Dataset records on visual material
>> begin

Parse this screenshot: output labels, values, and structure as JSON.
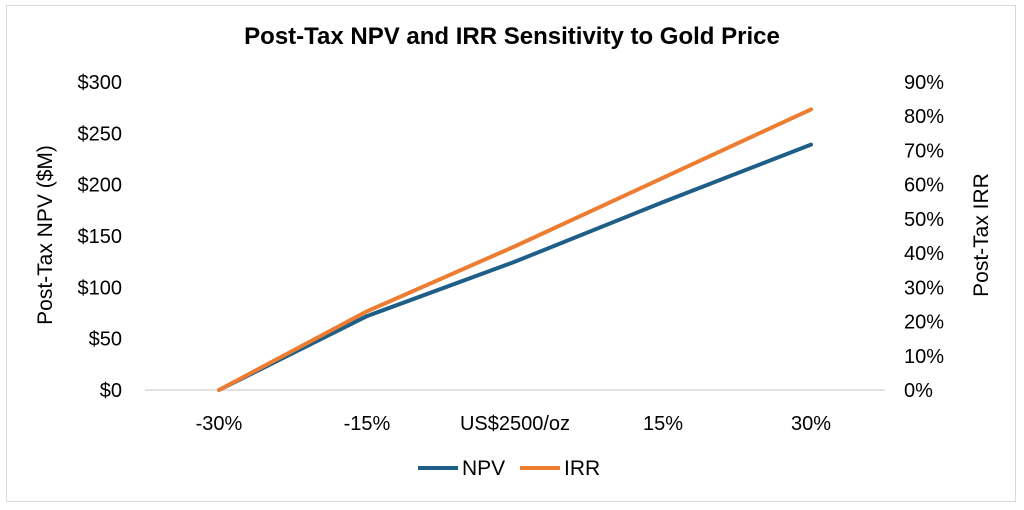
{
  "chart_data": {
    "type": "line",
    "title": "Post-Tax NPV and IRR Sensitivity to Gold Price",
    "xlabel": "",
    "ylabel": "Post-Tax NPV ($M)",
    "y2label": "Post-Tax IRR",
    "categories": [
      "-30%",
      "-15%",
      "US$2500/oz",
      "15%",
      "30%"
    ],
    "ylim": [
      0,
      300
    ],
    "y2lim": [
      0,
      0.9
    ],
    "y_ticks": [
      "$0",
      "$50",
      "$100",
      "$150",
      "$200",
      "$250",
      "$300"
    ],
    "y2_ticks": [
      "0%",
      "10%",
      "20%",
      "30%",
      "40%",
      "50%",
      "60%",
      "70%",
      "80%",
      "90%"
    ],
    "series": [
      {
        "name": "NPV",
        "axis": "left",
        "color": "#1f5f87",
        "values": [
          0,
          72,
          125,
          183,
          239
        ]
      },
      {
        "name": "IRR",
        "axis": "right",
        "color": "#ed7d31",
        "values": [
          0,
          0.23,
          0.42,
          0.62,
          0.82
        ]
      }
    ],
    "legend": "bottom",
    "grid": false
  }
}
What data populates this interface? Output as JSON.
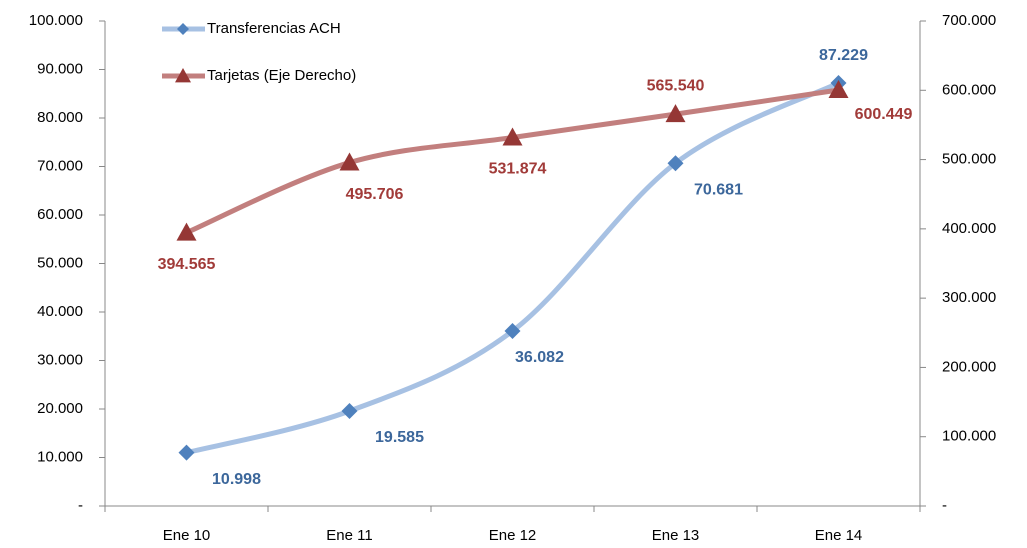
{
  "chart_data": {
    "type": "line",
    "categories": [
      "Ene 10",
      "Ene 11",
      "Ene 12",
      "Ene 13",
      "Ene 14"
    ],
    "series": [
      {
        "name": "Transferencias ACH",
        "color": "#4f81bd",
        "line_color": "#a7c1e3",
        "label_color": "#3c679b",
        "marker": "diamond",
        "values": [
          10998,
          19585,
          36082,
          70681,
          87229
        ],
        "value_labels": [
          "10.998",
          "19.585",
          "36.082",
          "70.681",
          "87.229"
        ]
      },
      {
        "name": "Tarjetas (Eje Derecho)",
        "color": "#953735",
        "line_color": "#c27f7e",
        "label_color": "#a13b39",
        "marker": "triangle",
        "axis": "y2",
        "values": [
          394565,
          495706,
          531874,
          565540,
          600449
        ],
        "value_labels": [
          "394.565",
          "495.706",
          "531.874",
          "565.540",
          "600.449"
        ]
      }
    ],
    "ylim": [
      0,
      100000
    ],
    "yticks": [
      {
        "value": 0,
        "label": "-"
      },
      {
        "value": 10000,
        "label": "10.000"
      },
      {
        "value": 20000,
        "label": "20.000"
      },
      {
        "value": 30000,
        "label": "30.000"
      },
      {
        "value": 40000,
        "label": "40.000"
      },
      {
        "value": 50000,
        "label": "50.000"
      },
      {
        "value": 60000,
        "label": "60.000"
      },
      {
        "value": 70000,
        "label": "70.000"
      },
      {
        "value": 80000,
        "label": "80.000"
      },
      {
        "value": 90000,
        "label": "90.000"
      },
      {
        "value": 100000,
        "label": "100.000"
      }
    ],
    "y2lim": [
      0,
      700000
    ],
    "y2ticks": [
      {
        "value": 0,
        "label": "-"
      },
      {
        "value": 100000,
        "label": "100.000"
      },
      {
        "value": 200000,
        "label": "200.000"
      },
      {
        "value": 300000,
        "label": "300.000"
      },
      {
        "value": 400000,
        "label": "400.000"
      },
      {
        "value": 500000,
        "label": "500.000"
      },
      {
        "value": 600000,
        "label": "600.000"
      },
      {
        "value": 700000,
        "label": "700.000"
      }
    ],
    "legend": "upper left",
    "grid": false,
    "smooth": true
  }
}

>> end

What you will do: Return the listing above unchanged, apart from dropping its pictures.

Solution:
Parse this screenshot: output labels, values, and structure as JSON.
{
  "chart_data": {
    "type": "line",
    "title": "Post-Tax NPV and IRR Sensitivity to Gold Price",
    "xlabel": "",
    "ylabel": "Post-Tax NPV ($M)",
    "y2label": "Post-Tax IRR",
    "categories": [
      "-30%",
      "-15%",
      "US$2500/oz",
      "15%",
      "30%"
    ],
    "ylim": [
      0,
      300
    ],
    "y2lim": [
      0,
      0.9
    ],
    "y_ticks": [
      "$0",
      "$50",
      "$100",
      "$150",
      "$200",
      "$250",
      "$300"
    ],
    "y2_ticks": [
      "0%",
      "10%",
      "20%",
      "30%",
      "40%",
      "50%",
      "60%",
      "70%",
      "80%",
      "90%"
    ],
    "series": [
      {
        "name": "NPV",
        "axis": "left",
        "color": "#1f5f87",
        "values": [
          0,
          72,
          125,
          183,
          239
        ]
      },
      {
        "name": "IRR",
        "axis": "right",
        "color": "#ed7d31",
        "values": [
          0,
          0.23,
          0.42,
          0.62,
          0.82
        ]
      }
    ],
    "legend": "bottom",
    "grid": false
  }
}
What data populates this interface? Output as JSON.
{
  "chart_data": {
    "type": "line",
    "categories": [
      "Ene 10",
      "Ene 11",
      "Ene 12",
      "Ene 13",
      "Ene 14"
    ],
    "series": [
      {
        "name": "Transferencias ACH",
        "color": "#4f81bd",
        "line_color": "#a7c1e3",
        "label_color": "#3c679b",
        "marker": "diamond",
        "values": [
          10998,
          19585,
          36082,
          70681,
          87229
        ],
        "value_labels": [
          "10.998",
          "19.585",
          "36.082",
          "70.681",
          "87.229"
        ]
      },
      {
        "name": "Tarjetas (Eje Derecho)",
        "color": "#953735",
        "line_color": "#c27f7e",
        "label_color": "#a13b39",
        "marker": "triangle",
        "axis": "y2",
        "values": [
          394565,
          495706,
          531874,
          565540,
          600449
        ],
        "value_labels": [
          "394.565",
          "495.706",
          "531.874",
          "565.540",
          "600.449"
        ]
      }
    ],
    "ylim": [
      0,
      100000
    ],
    "yticks": [
      {
        "value": 0,
        "label": "-"
      },
      {
        "value": 10000,
        "label": "10.000"
      },
      {
        "value": 20000,
        "label": "20.000"
      },
      {
        "value": 30000,
        "label": "30.000"
      },
      {
        "value": 40000,
        "label": "40.000"
      },
      {
        "value": 50000,
        "label": "50.000"
      },
      {
        "value": 60000,
        "label": "60.000"
      },
      {
        "value": 70000,
        "label": "70.000"
      },
      {
        "value": 80000,
        "label": "80.000"
      },
      {
        "value": 90000,
        "label": "90.000"
      },
      {
        "value": 100000,
        "label": "100.000"
      }
    ],
    "y2lim": [
      0,
      700000
    ],
    "y2ticks": [
      {
        "value": 0,
        "label": "-"
      },
      {
        "value": 100000,
        "label": "100.000"
      },
      {
        "value": 200000,
        "label": "200.000"
      },
      {
        "value": 300000,
        "label": "300.000"
      },
      {
        "value": 400000,
        "label": "400.000"
      },
      {
        "value": 500000,
        "label": "500.000"
      },
      {
        "value": 600000,
        "label": "600.000"
      },
      {
        "value": 700000,
        "label": "700.000"
      }
    ],
    "legend": "upper left",
    "grid": false,
    "smooth": true
  }
}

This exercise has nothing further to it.